Give the data below again exactly as written, without its pictures.

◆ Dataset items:

>>>>

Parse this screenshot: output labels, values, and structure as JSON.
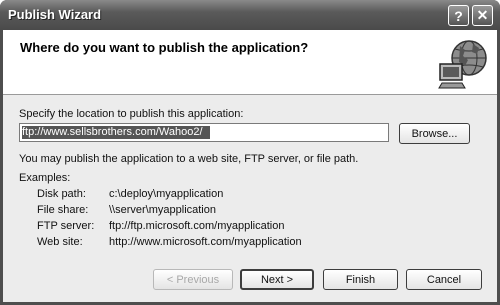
{
  "window": {
    "title": "Publish Wizard",
    "help_glyph": "?",
    "close_glyph": "✕"
  },
  "header": {
    "title": "Where do you want to publish the application?",
    "icon": "globe-computer-icon"
  },
  "location": {
    "label": "Specify the location to publish this application:",
    "value": "ftp://www.sellsbrothers.com/Wahoo2/",
    "browse_label": "Browse..."
  },
  "info_text": "You may publish the application to a web site, FTP server, or file path.",
  "examples": {
    "heading": "Examples:",
    "items": [
      {
        "key": "Disk path:",
        "value": "c:\\deploy\\myapplication"
      },
      {
        "key": "File share:",
        "value": "\\\\server\\myapplication"
      },
      {
        "key": "FTP server:",
        "value": "ftp://ftp.microsoft.com/myapplication"
      },
      {
        "key": "Web site:",
        "value": "http://www.microsoft.com/myapplication"
      }
    ]
  },
  "buttons": {
    "previous": "< Previous",
    "next": "Next >",
    "finish": "Finish",
    "cancel": "Cancel"
  }
}
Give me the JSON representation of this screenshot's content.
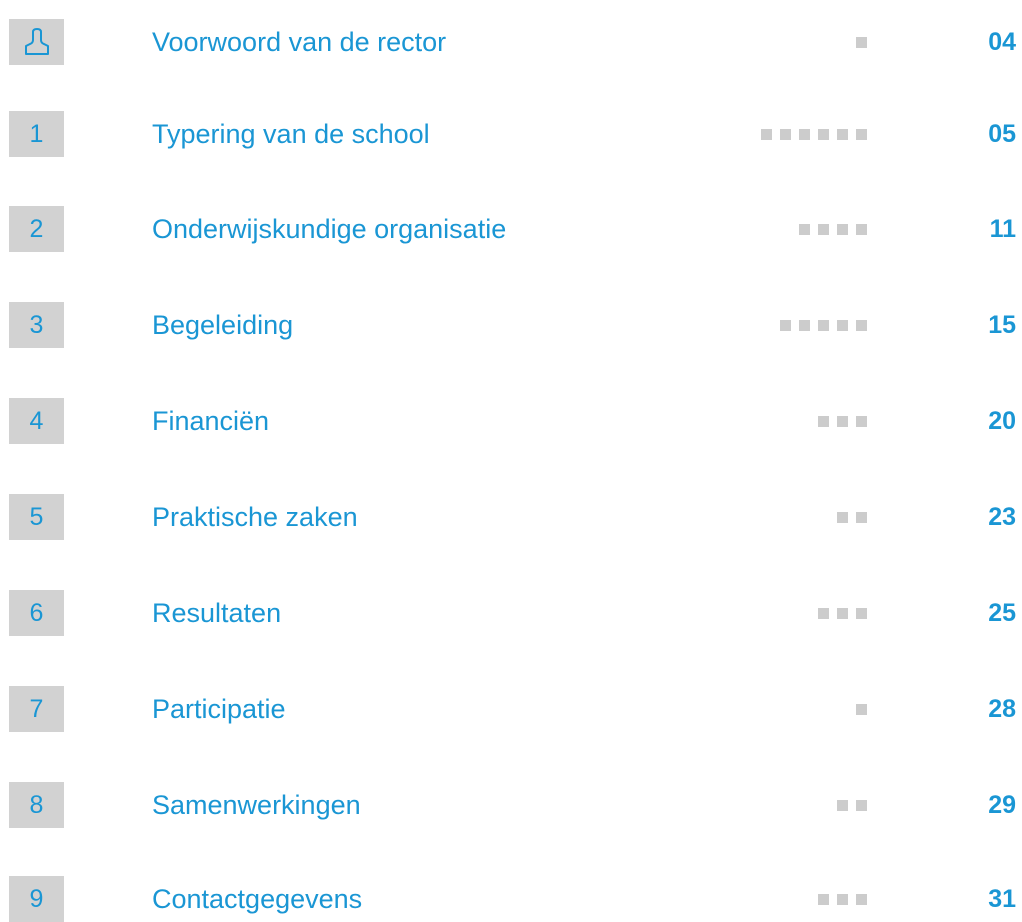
{
  "toc": {
    "entries": [
      {
        "number": "",
        "icon": "person-icon",
        "title": "Voorwoord van de rector",
        "dots": 1,
        "page": "04"
      },
      {
        "number": "1",
        "title": "Typering van de school",
        "dots": 6,
        "page": "05"
      },
      {
        "number": "2",
        "title": "Onderwijskundige organisatie",
        "dots": 4,
        "page": "11"
      },
      {
        "number": "3",
        "title": "Begeleiding",
        "dots": 5,
        "page": "15"
      },
      {
        "number": "4",
        "title": "Financiën",
        "dots": 3,
        "page": "20"
      },
      {
        "number": "5",
        "title": "Praktische zaken",
        "dots": 2,
        "page": "23"
      },
      {
        "number": "6",
        "title": "Resultaten",
        "dots": 3,
        "page": "25"
      },
      {
        "number": "7",
        "title": "Participatie",
        "dots": 1,
        "page": "28"
      },
      {
        "number": "8",
        "title": "Samenwerkingen",
        "dots": 2,
        "page": "29"
      },
      {
        "number": "9",
        "title": "Contactgegevens",
        "dots": 3,
        "page": "31"
      }
    ]
  },
  "colors": {
    "accent": "#1a96d4",
    "badge_bg": "#d2d2d2",
    "dot": "#cccccc"
  }
}
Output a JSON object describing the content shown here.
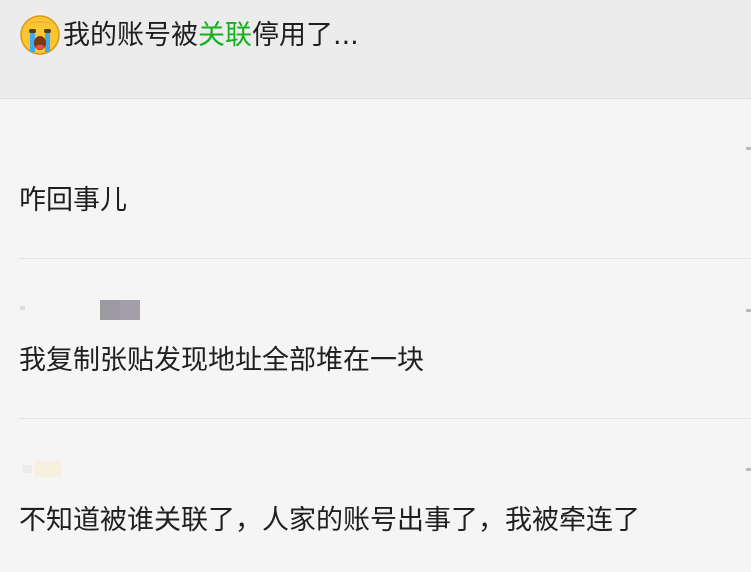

<<<<

◆ Result of this exercise:
Parse this screenshot: output labels, values, and structure as JSON.
{
  "window": {
    "title": "Publish Wizard",
    "help_glyph": "?",
    "close_glyph": "✕"
  },
  "header": {
    "title": "Where do you want to publish the application?",
    "icon": "globe-computer-icon"
  },
  "location": {
    "label": "Specify the location to publish this application:",
    "value": "ftp://www.sellsbrothers.com/Wahoo2/",
    "browse_label": "Browse..."
  },
  "info_text": "You may publish the application to a web site, FTP server, or file path.",
  "examples": {
    "heading": "Examples:",
    "items": [
      {
        "key": "Disk path:",
        "value": "c:\\deploy\\myapplication"
      },
      {
        "key": "File share:",
        "value": "\\\\server\\myapplication"
      },
      {
        "key": "FTP server:",
        "value": "ftp://ftp.microsoft.com/myapplication"
      },
      {
        "key": "Web site:",
        "value": "http://www.microsoft.com/myapplication"
      }
    ]
  },
  "buttons": {
    "previous": "< Previous",
    "next": "Next >",
    "finish": "Finish",
    "cancel": "Cancel"
  }
}
Give me the JSON representation of this screenshot's content.
{
  "toc": {
    "entries": [
      {
        "number": "",
        "icon": "person-icon",
        "title": "Voorwoord van de rector",
        "dots": 1,
        "page": "04"
      },
      {
        "number": "1",
        "title": "Typering van de school",
        "dots": 6,
        "page": "05"
      },
      {
        "number": "2",
        "title": "Onderwijskundige organisatie",
        "dots": 4,
        "page": "11"
      },
      {
        "number": "3",
        "title": "Begeleiding",
        "dots": 5,
        "page": "15"
      },
      {
        "number": "4",
        "title": "Financiën",
        "dots": 3,
        "page": "20"
      },
      {
        "number": "5",
        "title": "Praktische zaken",
        "dots": 2,
        "page": "23"
      },
      {
        "number": "6",
        "title": "Resultaten",
        "dots": 3,
        "page": "25"
      },
      {
        "number": "7",
        "title": "Participatie",
        "dots": 1,
        "page": "28"
      },
      {
        "number": "8",
        "title": "Samenwerkingen",
        "dots": 2,
        "page": "29"
      },
      {
        "number": "9",
        "title": "Contactgegevens",
        "dots": 3,
        "page": "31"
      }
    ]
  },
  "colors": {
    "accent": "#1a96d4",
    "badge_bg": "#d2d2d2",
    "dot": "#cccccc"
  }
}
Output a JSON object describing the content shown here.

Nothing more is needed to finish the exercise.